WRITTEN EXERCISE: Write out the listing below without alteration, omitting its pictures.

PROVIDED MATERIAL:
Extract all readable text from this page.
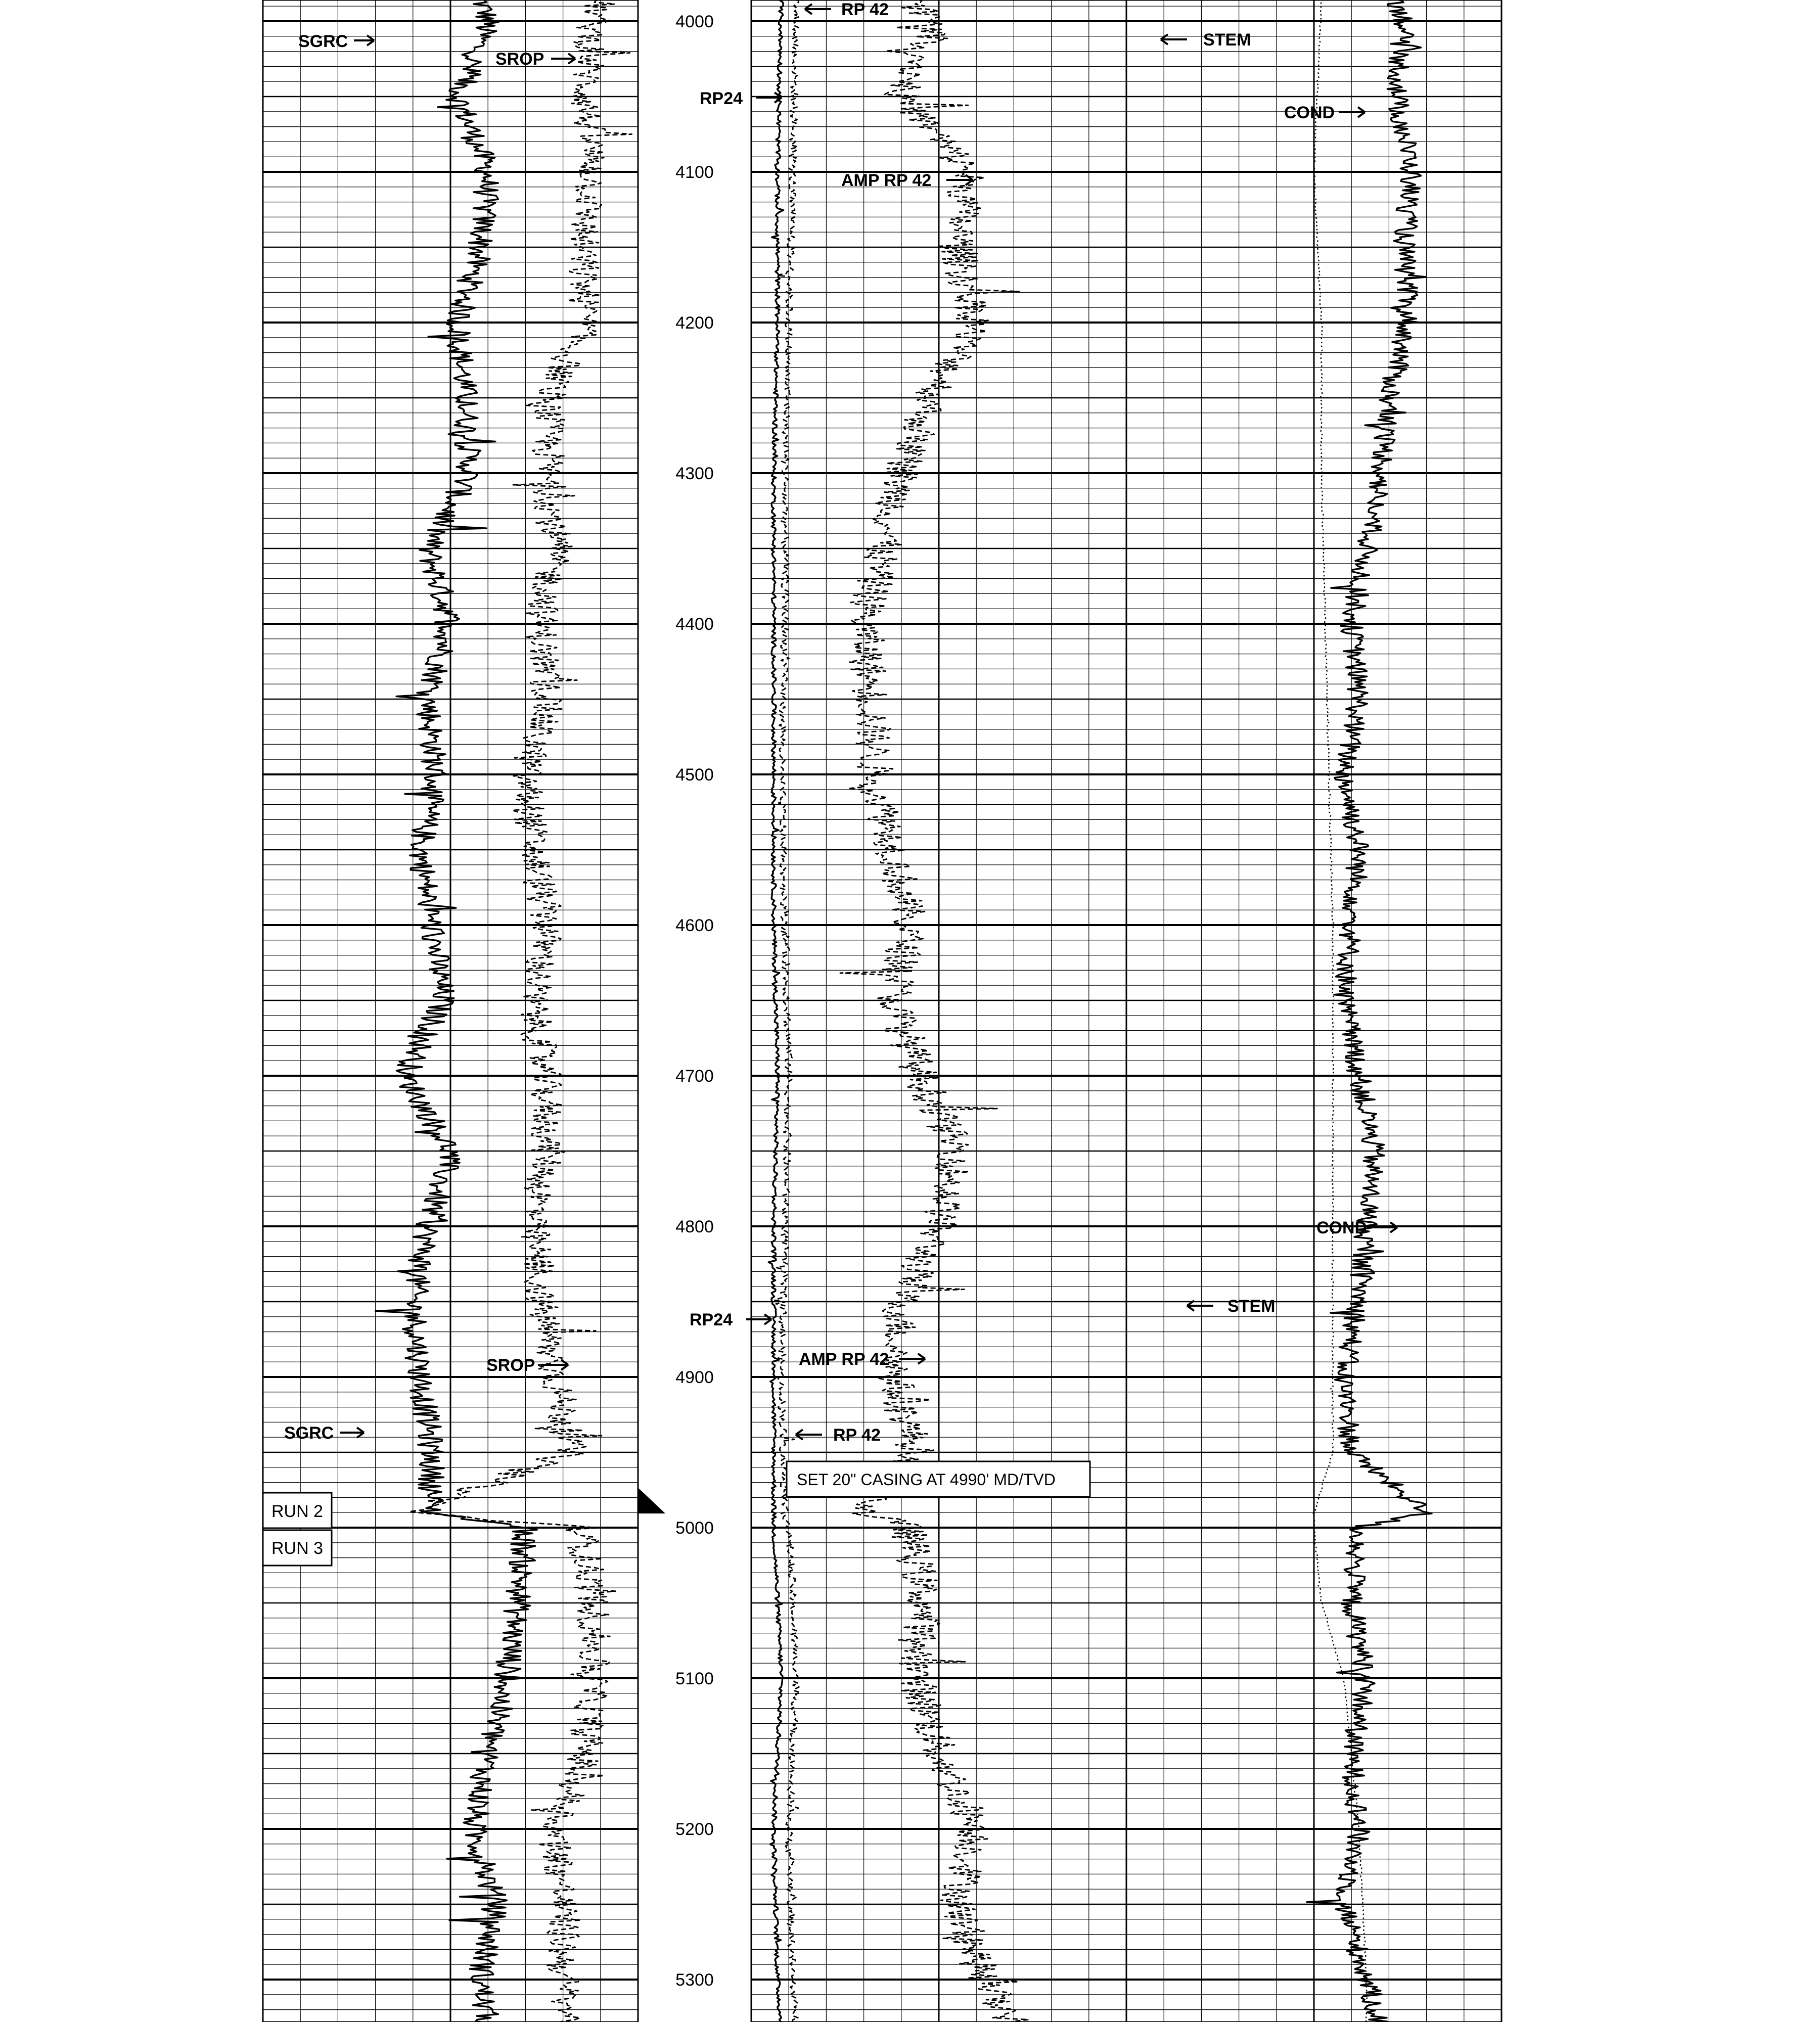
4000
4100
4200
4300
4400
4500
4600
4700
4800
4900
5000
5100
5200
5300
RUN 2
RUN 3
SET 20" CASING AT 4990' MD/TVD
SGRC
SROP
SGRC
SROP
RP 42
RP24
AMP RP 42
RP24
AMP RP 42
RP 42
STEM
STEM
COND
COND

TASK RESPONSE:
Extract all readable text from this page.
4000
4100
4200
4300
4400
4500
4600
4700
4800
4900
5000
5100
5200
5300
RUN 2
RUN 3
SET 20" CASING AT 4990' MD/TVD
SGRC
SROP
SGRC
SROP
RP 42
RP24
AMP RP 42
RP24
AMP RP 42
RP 42
STEM
STEM
COND
COND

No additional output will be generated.